[Text for analysis]:

Cerebrotendinous Xanthomatosis Presenting with Infantile Spasms and Intellectual Disability

Abstract

Cerebrotendinous xanthomatosis (CTX) is an inborn error of metabolism leading to progressive multisystem disease. Symptoms often begin in the first decade of life with chronic diarrhea, cataracts, developmental delay, intellectual disability, and cerebellar or pyramidal dysfunction. Later manifestations include tendon xanthomas, polyneuropathy, and abnormal neuroimaging. Pathogenic biallelic variants in CYP27A1 leading to compromised function of sterol 27-hydroxylase result in accumulation of detectable toxic intermediates of bile acid synthesis rendering both genetic and biochemical testing effective diagnostic tools. Effective treatment with chenodeoxycholic acid is available, making early diagnosis critical for patient care. Here we report a new patient with CTX and describe the early signs of disease in this patient. Initial symptoms included infantile spasms, which have not previously been reported in CTX. Developmental delay, mild intellectual disability with measured cognitive decline in childhood, was also observed. These clinical signs do not traditionally compel testing for CTX, and we highlight the need to consider this rare but treatable disorder among the differential diagnosis of children with similar clinical presentation. Increased awareness of early signs of CTX is important for improving time to diagnosis for this patient population.

[Extracted material]:
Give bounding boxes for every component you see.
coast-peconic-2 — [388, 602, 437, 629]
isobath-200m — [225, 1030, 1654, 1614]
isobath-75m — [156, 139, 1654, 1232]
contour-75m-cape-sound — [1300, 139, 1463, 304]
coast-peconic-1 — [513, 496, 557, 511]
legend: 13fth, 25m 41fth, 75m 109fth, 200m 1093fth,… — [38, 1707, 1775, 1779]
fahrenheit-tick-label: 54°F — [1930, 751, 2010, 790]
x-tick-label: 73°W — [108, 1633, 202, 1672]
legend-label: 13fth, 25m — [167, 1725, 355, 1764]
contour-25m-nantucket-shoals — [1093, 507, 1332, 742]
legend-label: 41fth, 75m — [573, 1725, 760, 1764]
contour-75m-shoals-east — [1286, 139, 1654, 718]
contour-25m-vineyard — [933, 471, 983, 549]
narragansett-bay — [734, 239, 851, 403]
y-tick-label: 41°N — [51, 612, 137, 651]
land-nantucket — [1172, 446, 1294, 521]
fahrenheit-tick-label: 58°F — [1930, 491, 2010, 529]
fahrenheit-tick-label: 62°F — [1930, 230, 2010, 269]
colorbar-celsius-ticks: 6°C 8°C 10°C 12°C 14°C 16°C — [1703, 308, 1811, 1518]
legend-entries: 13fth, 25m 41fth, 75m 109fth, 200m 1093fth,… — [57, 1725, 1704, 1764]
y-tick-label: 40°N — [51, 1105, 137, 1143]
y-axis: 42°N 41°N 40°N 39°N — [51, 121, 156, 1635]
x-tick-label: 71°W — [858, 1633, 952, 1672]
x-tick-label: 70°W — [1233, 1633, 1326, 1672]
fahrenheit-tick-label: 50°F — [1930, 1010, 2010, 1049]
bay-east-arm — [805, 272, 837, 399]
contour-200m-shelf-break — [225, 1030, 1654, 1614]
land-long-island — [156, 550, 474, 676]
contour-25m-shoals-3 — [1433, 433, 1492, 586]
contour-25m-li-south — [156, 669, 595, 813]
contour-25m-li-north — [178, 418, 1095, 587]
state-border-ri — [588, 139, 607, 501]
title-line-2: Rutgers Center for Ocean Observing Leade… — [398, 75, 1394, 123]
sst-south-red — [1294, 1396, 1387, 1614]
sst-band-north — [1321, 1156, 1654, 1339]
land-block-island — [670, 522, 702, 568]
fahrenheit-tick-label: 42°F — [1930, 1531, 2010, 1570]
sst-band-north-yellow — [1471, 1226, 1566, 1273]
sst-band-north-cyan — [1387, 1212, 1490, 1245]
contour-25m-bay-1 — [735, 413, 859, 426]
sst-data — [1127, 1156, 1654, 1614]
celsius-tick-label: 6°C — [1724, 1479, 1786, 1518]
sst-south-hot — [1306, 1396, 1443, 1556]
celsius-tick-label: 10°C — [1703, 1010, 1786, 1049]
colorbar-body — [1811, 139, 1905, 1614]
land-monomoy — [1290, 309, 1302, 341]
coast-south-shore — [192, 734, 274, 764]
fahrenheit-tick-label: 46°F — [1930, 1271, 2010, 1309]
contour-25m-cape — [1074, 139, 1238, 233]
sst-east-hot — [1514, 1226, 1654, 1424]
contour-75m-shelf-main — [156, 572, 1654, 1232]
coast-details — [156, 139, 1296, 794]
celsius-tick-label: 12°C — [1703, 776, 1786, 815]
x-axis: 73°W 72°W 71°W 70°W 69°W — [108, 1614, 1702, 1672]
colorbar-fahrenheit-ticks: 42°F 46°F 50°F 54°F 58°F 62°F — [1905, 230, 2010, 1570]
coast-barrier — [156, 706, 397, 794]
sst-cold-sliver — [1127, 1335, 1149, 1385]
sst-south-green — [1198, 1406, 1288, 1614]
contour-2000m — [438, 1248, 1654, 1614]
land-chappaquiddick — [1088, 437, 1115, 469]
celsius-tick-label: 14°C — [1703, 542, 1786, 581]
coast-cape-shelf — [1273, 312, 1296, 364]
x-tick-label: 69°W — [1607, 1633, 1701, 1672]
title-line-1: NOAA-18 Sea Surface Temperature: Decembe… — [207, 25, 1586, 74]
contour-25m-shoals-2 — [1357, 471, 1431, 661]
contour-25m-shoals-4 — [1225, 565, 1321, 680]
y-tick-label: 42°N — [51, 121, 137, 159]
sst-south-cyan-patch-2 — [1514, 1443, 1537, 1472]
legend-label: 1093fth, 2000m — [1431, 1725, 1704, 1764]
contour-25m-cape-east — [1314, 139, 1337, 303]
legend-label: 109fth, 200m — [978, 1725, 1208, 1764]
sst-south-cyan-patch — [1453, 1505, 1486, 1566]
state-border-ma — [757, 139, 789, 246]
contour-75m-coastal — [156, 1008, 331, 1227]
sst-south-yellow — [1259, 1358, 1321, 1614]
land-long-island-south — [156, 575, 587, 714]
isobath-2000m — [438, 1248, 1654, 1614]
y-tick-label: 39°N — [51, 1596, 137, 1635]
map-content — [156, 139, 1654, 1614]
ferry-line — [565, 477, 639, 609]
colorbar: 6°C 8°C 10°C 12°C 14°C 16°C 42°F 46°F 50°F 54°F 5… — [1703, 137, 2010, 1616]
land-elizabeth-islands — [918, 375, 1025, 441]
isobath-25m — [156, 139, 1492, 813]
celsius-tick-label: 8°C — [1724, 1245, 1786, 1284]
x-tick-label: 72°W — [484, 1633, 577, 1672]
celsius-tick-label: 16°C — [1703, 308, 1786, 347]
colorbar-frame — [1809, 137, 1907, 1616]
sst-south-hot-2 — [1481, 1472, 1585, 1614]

[Activity 1]: From the abstract on cerebrotendinous xanthomatosis, list the symptoms it says often begin in the first decade of life.
[Activity 2]:
Answer these questions using the abstract on cerebrotendinous xanthomatosis.
(a) Pathogenic biallelic variants in which gene cause the disorder?
(b) Which treatment does the abstract call effective?
(c) Which initial symptom in the new patient had not previously been reported in CTX?
[Activity 3]: Carry on the abstract on cerebrotendinous xanthomatosis, starting after its last sentence.

[Task output 1]:
- chronic diarrhea
- cataracts
- developmental delay
- intellectual disability
- cerebellar or pyramidal dysfunction

[Task output 2]:
(a) CYP27A1
(b) Chenodeoxycholic acid
(c) Infantile spasms

[Task output 3]:
Keywords: Cataracts, Cerebrotendinous xanthomatosis, Developmental delay, Infantile spasms, Intellectual disability

Introduction

Cerebrotendinous xanthomatosis (CTX, OMIM 213700) is an autosomal recessive disorder of bile acid synthesis that manifests as a progressive, multi-system disease. Biallelic pathogenic variants in the gene CYP27A1 cause deficiency of the enzyme produced by CYP27A1, sterol 27-hydroxylase, resulting in the accumulation of cholesterol, cholestanol, and other intermediates in tissues and the pathology that characterizes CTX (Panzenboeck et al. 2007). Elevated cholestanol in serum and elevated urine bile alcohols are characteristic diagnostic findings in patients with CTX. The clinical features of CTX vary widely, even within families. Bilateral cataracts are one of the most common features of CTX and are usually noted in the second decade of life, though the age of onset is variable (Cruysberg et al. 1995; Mignarri et al. 2014; Degos et al. 2016). Other common pediatric manifestations of CTX include intellectual disability or developmental delay (60% of patients, mean age of 6 years at diagnosis) and epilepsy (33% of patients, mean age of diagnosis 10 years) (Mignarri et al. 2014). Chronic diarrhea may begin in infancy and continue into adulthood (Verrips et al. 2000). Rarely, cholestatic liver disease of infantile onset has been reported (Clayton et al. 2002). Cerebellar and pyramidal signs also appear in childhood with polyneuropathy typically developing in the third or fourth decade of life. The most common abnormality on magnetic resonance imaging (MRI) of the brain in CTX is T2 hyperintensity of the dentate nuclei of the cerebellum (Barkhof et al. 2000). The tendon xanthomas for which CTX is named do not typically appear until much later in the course of the disease if at all (Mignarri et al. 2014).

The largest reported case series of CTX patients consisted of 55 patients (Mignarri et al. 2014). The mean age at diagnosis was 35 years with mean age of onset of symptoms at 9 years, implying that delays to diagnosis are significant and that opportunities for early treatment initiation have historically been missed. The incidence of CTX is not known, but recent estimates range from 1:134,970 to 1:461,358 in Europeans and even higher in Asians (~1:70,000), also supporting the notion that some cases may go undiagnosed (Appadurai et al. 2015). Noninvasive testing of cholesterol metabolites and bile acid intermediates facilitates diagnosis of CTX. In addition, 7α-hydroxy-4-cholesten-3-one (7α4C) is helpful in diagnosis and monitoring of treatment for CTX. Serum levels of 7α4C are more significantly elevated in individuals with CTX than other metabolites, and 7α4C levels exhibit dramatic responses to treatment (Mignarri et al. 2016). 7α4C crosses the blood-brain barrier more efficiently than cholestanol and may be a significant contributing factor to pathogenesis in the central nervous system (Panzenboeck et al. 2007).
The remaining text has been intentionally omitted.